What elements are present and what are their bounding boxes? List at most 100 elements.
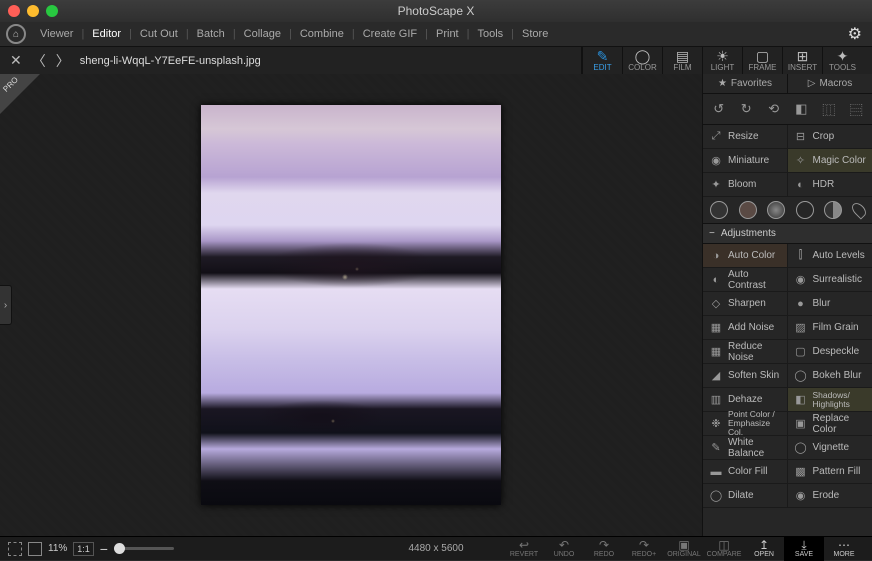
side-drawer-toggle[interactable]: ›	[0, 285, 12, 325]
tool-hdr[interactable]: ◐HDR	[788, 173, 872, 197]
tool-crop[interactable]: ⊟Crop	[788, 125, 872, 149]
tone-preset[interactable]	[739, 201, 757, 219]
transform-row: ↺↻ ⟲◧ ⿲⿳	[703, 94, 872, 125]
adjust-reduce[interactable]: ▦Reduce Noise	[703, 340, 788, 364]
insert-icon: ⊞	[797, 49, 809, 63]
transform-button[interactable]: ⿳	[845, 98, 867, 120]
adjust-soften[interactable]: ◢Soften Skin	[703, 364, 788, 388]
mode-tab-tools[interactable]: ✦TOOLS	[822, 47, 862, 75]
adjustments-header[interactable]: −Adjustments	[703, 224, 872, 244]
menu-print[interactable]: Print	[428, 28, 467, 40]
menu-viewer[interactable]: Viewer	[32, 28, 81, 40]
menu-batch[interactable]: Batch	[189, 28, 233, 40]
tone-presets-row	[703, 197, 872, 224]
adjust-auto[interactable]: ◐Auto Contrast	[703, 268, 788, 292]
tone-preset[interactable]	[824, 201, 842, 219]
menu-create-gif[interactable]: Create GIF	[355, 28, 425, 40]
transform-button[interactable]: ⿲	[818, 98, 840, 120]
menu-combine[interactable]: Combine	[292, 28, 352, 40]
next-file-button[interactable]: 〉	[56, 51, 70, 71]
menu-editor[interactable]: Editor	[84, 28, 129, 40]
quick-tools-grid: ⤢Resize⊟Crop◉Miniature✧Magic Color✦Bloom…	[703, 125, 872, 197]
prev-file-button[interactable]: 〈	[32, 51, 46, 71]
mode-tab-frame[interactable]: ▢FRAME	[742, 47, 782, 75]
adjust-erode[interactable]: ◉Erode	[788, 484, 872, 508]
light-icon: ☀	[716, 49, 729, 63]
fit-icon[interactable]	[28, 542, 42, 556]
transform-button[interactable]: ⟲	[763, 98, 785, 120]
menu-store[interactable]: Store	[514, 28, 556, 40]
adjust-auto[interactable]: ◑Auto Color	[703, 244, 788, 268]
zoom-slider[interactable]	[114, 547, 174, 550]
mode-tab-color[interactable]: ◯COLOR	[622, 47, 662, 75]
macros-tab[interactable]: ▷Macros	[788, 74, 872, 94]
adjust-auto[interactable]: ⫿Auto Levels	[788, 244, 872, 268]
adjust-despeckle[interactable]: ▢Despeckle	[788, 340, 872, 364]
menu-cut-out[interactable]: Cut Out	[132, 28, 186, 40]
menu-tools[interactable]: Tools	[469, 28, 511, 40]
tone-preset[interactable]	[767, 201, 785, 219]
mode-tabs: ✎EDIT◯COLOR▤FILM☀LIGHT▢FRAME⊞INSERT✦TOOL…	[581, 47, 862, 75]
adjust-point[interactable]: ❉Point Color /Emphasize Col.	[703, 412, 788, 436]
mode-tab-light[interactable]: ☀LIGHT	[702, 47, 742, 75]
adjust-blur[interactable]: ●Blur	[788, 292, 872, 316]
adjust-replace[interactable]: ▣Replace Color	[788, 412, 872, 436]
tool-bloom[interactable]: ✦Bloom	[703, 173, 788, 197]
image-dimensions: 4480 x 5600	[408, 543, 463, 554]
adjust-pattern[interactable]: ▩Pattern Fill	[788, 460, 872, 484]
transform-button[interactable]: ◧	[790, 98, 812, 120]
adjust-film[interactable]: ▨Film Grain	[788, 316, 872, 340]
tool-magic-color[interactable]: ✧Magic Color	[788, 149, 872, 173]
status-bar: 11% 1:1 − 4480 x 5600 ↩REVERT↶UNDO↷REDO↷…	[0, 536, 872, 560]
image-preview[interactable]	[201, 105, 501, 505]
adjust-shadows[interactable]: ◧Shadows/Highlights	[788, 388, 872, 412]
redo+-button: ↷REDO+	[624, 537, 664, 561]
save-button[interactable]: ⤓SAVE	[784, 537, 824, 561]
zoom-out-button[interactable]: −	[100, 541, 108, 557]
edit-side-panel: ★Favorites ▷Macros ↺↻ ⟲◧ ⿲⿳ ⤢Resize⊟Crop◉M…	[702, 74, 872, 536]
more-button[interactable]: ⋯MORE	[824, 537, 864, 561]
mode-tab-film[interactable]: ▤FILM	[662, 47, 702, 75]
main-menubar: ⌂ Viewer|Editor|Cut Out|Batch|Collage|Co…	[0, 22, 872, 46]
menu-collage[interactable]: Collage	[236, 28, 289, 40]
close-window-button[interactable]	[8, 5, 20, 17]
settings-gear-icon[interactable]: ⚙	[848, 24, 862, 44]
adjust-bokeh[interactable]: ◯Bokeh Blur	[788, 364, 872, 388]
canvas-area[interactable]: PRO ›	[0, 74, 702, 536]
transform-button[interactable]: ↻	[735, 98, 757, 120]
minimize-window-button[interactable]	[27, 5, 39, 17]
app-title: PhotoScape X	[0, 4, 872, 18]
tone-preset[interactable]	[710, 201, 728, 219]
frame-icon: ▢	[756, 49, 769, 63]
filename-label: sheng-li-WqqL-Y7EeFE-unsplash.jpg	[80, 55, 261, 67]
adjust-dilate[interactable]: ◯Dilate	[703, 484, 788, 508]
window-controls	[8, 5, 58, 17]
tools-icon: ✦	[837, 49, 849, 63]
adjust-color[interactable]: ▬Color Fill	[703, 460, 788, 484]
zoom-percent[interactable]: 11%	[48, 543, 67, 554]
tool-miniature[interactable]: ◉Miniature	[703, 149, 788, 173]
app-logo-icon[interactable]: ⌂	[6, 24, 26, 44]
adjust-surrealistic[interactable]: ◉Surrealistic	[788, 268, 872, 292]
file-toolbar: ✕ 〈 〉 sheng-li-WqqL-Y7EeFE-unsplash.jpg …	[0, 46, 872, 74]
original-button: ▣ORIGINAL	[664, 537, 704, 561]
mode-tab-edit[interactable]: ✎EDIT	[582, 47, 622, 75]
adjust-sharpen[interactable]: ◇Sharpen	[703, 292, 788, 316]
tone-preset[interactable]	[796, 201, 814, 219]
mode-tab-insert[interactable]: ⊞INSERT	[782, 47, 822, 75]
revert-button: ↩REVERT	[504, 537, 544, 561]
close-file-button[interactable]: ✕	[10, 52, 22, 69]
film-icon: ▤	[676, 49, 689, 63]
crop-grid-icon[interactable]	[8, 542, 22, 556]
adjust-white[interactable]: ✎White Balance	[703, 436, 788, 460]
favorites-tab[interactable]: ★Favorites	[703, 74, 788, 94]
undo-button: ↶UNDO	[544, 537, 584, 561]
tone-preset[interactable]	[849, 200, 868, 219]
fullscreen-window-button[interactable]	[46, 5, 58, 17]
adjust-add[interactable]: ▦Add Noise	[703, 316, 788, 340]
adjust-vignette[interactable]: ◯Vignette	[788, 436, 872, 460]
transform-button[interactable]: ↺	[708, 98, 730, 120]
tool-resize[interactable]: ⤢Resize	[703, 125, 788, 149]
open-button[interactable]: ↥OPEN	[744, 537, 784, 561]
zoom-1to1-button[interactable]: 1:1	[73, 542, 94, 556]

:::::

* [Required work]: Please copy every row above word for word, leaving out the pictures.

* [Solution to the exercise]:
What elements are present and what are their bounding boxes? List at most 100 elements.
side-drawer-toggle[interactable]: ›	[0, 285, 12, 325]
tool-hdr[interactable]: ◐HDR	[788, 173, 872, 197]
tool-crop[interactable]: ⊟Crop	[788, 125, 872, 149]
tone-preset[interactable]	[739, 201, 757, 219]
transform-row: ↺↻ ⟲◧ ⿲⿳	[703, 94, 872, 125]
adjust-reduce[interactable]: ▦Reduce Noise	[703, 340, 788, 364]
insert-icon: ⊞	[797, 49, 809, 63]
transform-button[interactable]: ⿳	[845, 98, 867, 120]
adjust-soften[interactable]: ◢Soften Skin	[703, 364, 788, 388]
mode-tab-tools[interactable]: ✦TOOLS	[822, 47, 862, 75]
adjustments-header[interactable]: −Adjustments	[703, 224, 872, 244]
menu-print[interactable]: Print	[428, 28, 467, 40]
menu-viewer[interactable]: Viewer	[32, 28, 81, 40]
menu-batch[interactable]: Batch	[189, 28, 233, 40]
tone-presets-row	[703, 197, 872, 224]
adjust-auto[interactable]: ◐Auto Contrast	[703, 268, 788, 292]
tone-preset[interactable]	[824, 201, 842, 219]
menu-create-gif[interactable]: Create GIF	[355, 28, 425, 40]
transform-button[interactable]: ⿲	[818, 98, 840, 120]
menu-combine[interactable]: Combine	[292, 28, 352, 40]
next-file-button[interactable]: 〉	[56, 51, 70, 71]
menu-editor[interactable]: Editor	[84, 28, 129, 40]
quick-tools-grid: ⤢Resize⊟Crop◉Miniature✧Magic Color✦Bloom…	[703, 125, 872, 197]
prev-file-button[interactable]: 〈	[32, 51, 46, 71]
mode-tab-frame[interactable]: ▢FRAME	[742, 47, 782, 75]
adjust-erode[interactable]: ◉Erode	[788, 484, 872, 508]
light-icon: ☀	[716, 49, 729, 63]
fit-icon[interactable]	[28, 542, 42, 556]
transform-button[interactable]: ⟲	[763, 98, 785, 120]
menu-store[interactable]: Store	[514, 28, 556, 40]
adjust-auto[interactable]: ◑Auto Color	[703, 244, 788, 268]
zoom-slider[interactable]	[114, 547, 174, 550]
mode-tab-color[interactable]: ◯COLOR	[622, 47, 662, 75]
macros-tab[interactable]: ▷Macros	[788, 74, 872, 94]
adjust-auto[interactable]: ⫿Auto Levels	[788, 244, 872, 268]
adjust-despeckle[interactable]: ▢Despeckle	[788, 340, 872, 364]
menu-cut-out[interactable]: Cut Out	[132, 28, 186, 40]
menu-tools[interactable]: Tools	[469, 28, 511, 40]
tone-preset[interactable]	[767, 201, 785, 219]
mode-tabs: ✎EDIT◯COLOR▤FILM☀LIGHT▢FRAME⊞INSERT✦TOOL…	[581, 47, 862, 75]
adjust-point[interactable]: ❉Point Color /Emphasize Col.	[703, 412, 788, 436]
mode-tab-light[interactable]: ☀LIGHT	[702, 47, 742, 75]
adjust-blur[interactable]: ●Blur	[788, 292, 872, 316]
adjust-replace[interactable]: ▣Replace Color	[788, 412, 872, 436]
tool-bloom[interactable]: ✦Bloom	[703, 173, 788, 197]
image-dimensions: 4480 x 5600	[408, 543, 463, 554]
adjust-pattern[interactable]: ▩Pattern Fill	[788, 460, 872, 484]
transform-button[interactable]: ◧	[790, 98, 812, 120]
adjust-film[interactable]: ▨Film Grain	[788, 316, 872, 340]
tool-magic-color[interactable]: ✧Magic Color	[788, 149, 872, 173]
status-bar: 11% 1:1 − 4480 x 5600 ↩REVERT↶UNDO↷REDO↷…	[0, 536, 872, 560]
image-preview[interactable]	[201, 105, 501, 505]
adjust-shadows[interactable]: ◧Shadows/Highlights	[788, 388, 872, 412]
redo+-button: ↷REDO+	[624, 537, 664, 561]
save-button[interactable]: ⤓SAVE	[784, 537, 824, 561]
zoom-out-button[interactable]: −	[100, 541, 108, 557]
edit-side-panel: ★Favorites ▷Macros ↺↻ ⟲◧ ⿲⿳ ⤢Resize⊟Crop◉M…	[702, 74, 872, 536]
more-button[interactable]: ⋯MORE	[824, 537, 864, 561]
mode-tab-film[interactable]: ▤FILM	[662, 47, 702, 75]
main-menubar: ⌂ Viewer|Editor|Cut Out|Batch|Collage|Co…	[0, 22, 872, 46]
menu-collage[interactable]: Collage	[236, 28, 289, 40]
close-window-button[interactable]	[8, 5, 20, 17]
settings-gear-icon[interactable]: ⚙	[848, 24, 862, 44]
adjust-bokeh[interactable]: ◯Bokeh Blur	[788, 364, 872, 388]
canvas-area[interactable]: PRO ›	[0, 74, 702, 536]
transform-button[interactable]: ↻	[735, 98, 757, 120]
minimize-window-button[interactable]	[27, 5, 39, 17]
app-title: PhotoScape X	[0, 4, 872, 18]
tone-preset[interactable]	[710, 201, 728, 219]
frame-icon: ▢	[756, 49, 769, 63]
filename-label: sheng-li-WqqL-Y7EeFE-unsplash.jpg	[80, 55, 261, 67]
adjust-dilate[interactable]: ◯Dilate	[703, 484, 788, 508]
window-controls	[8, 5, 58, 17]
tools-icon: ✦	[837, 49, 849, 63]
adjust-color[interactable]: ▬Color Fill	[703, 460, 788, 484]
zoom-percent[interactable]: 11%	[48, 543, 67, 554]
tool-miniature[interactable]: ◉Miniature	[703, 149, 788, 173]
app-logo-icon[interactable]: ⌂	[6, 24, 26, 44]
adjust-surrealistic[interactable]: ◉Surrealistic	[788, 268, 872, 292]
file-toolbar: ✕ 〈 〉 sheng-li-WqqL-Y7EeFE-unsplash.jpg …	[0, 46, 872, 74]
original-button: ▣ORIGINAL	[664, 537, 704, 561]
mode-tab-edit[interactable]: ✎EDIT	[582, 47, 622, 75]
adjust-sharpen[interactable]: ◇Sharpen	[703, 292, 788, 316]
tone-preset[interactable]	[796, 201, 814, 219]
mode-tab-insert[interactable]: ⊞INSERT	[782, 47, 822, 75]
revert-button: ↩REVERT	[504, 537, 544, 561]
close-file-button[interactable]: ✕	[10, 52, 22, 69]
film-icon: ▤	[676, 49, 689, 63]
crop-grid-icon[interactable]	[8, 542, 22, 556]
adjust-white[interactable]: ✎White Balance	[703, 436, 788, 460]
favorites-tab[interactable]: ★Favorites	[703, 74, 788, 94]
undo-button: ↶UNDO	[544, 537, 584, 561]
tone-preset[interactable]	[849, 200, 868, 219]
fullscreen-window-button[interactable]	[46, 5, 58, 17]
adjust-add[interactable]: ▦Add Noise	[703, 316, 788, 340]
adjust-vignette[interactable]: ◯Vignette	[788, 436, 872, 460]
transform-button[interactable]: ↺	[708, 98, 730, 120]
tool-resize[interactable]: ⤢Resize	[703, 125, 788, 149]
open-button[interactable]: ↥OPEN	[744, 537, 784, 561]
zoom-1to1-button[interactable]: 1:1	[73, 542, 94, 556]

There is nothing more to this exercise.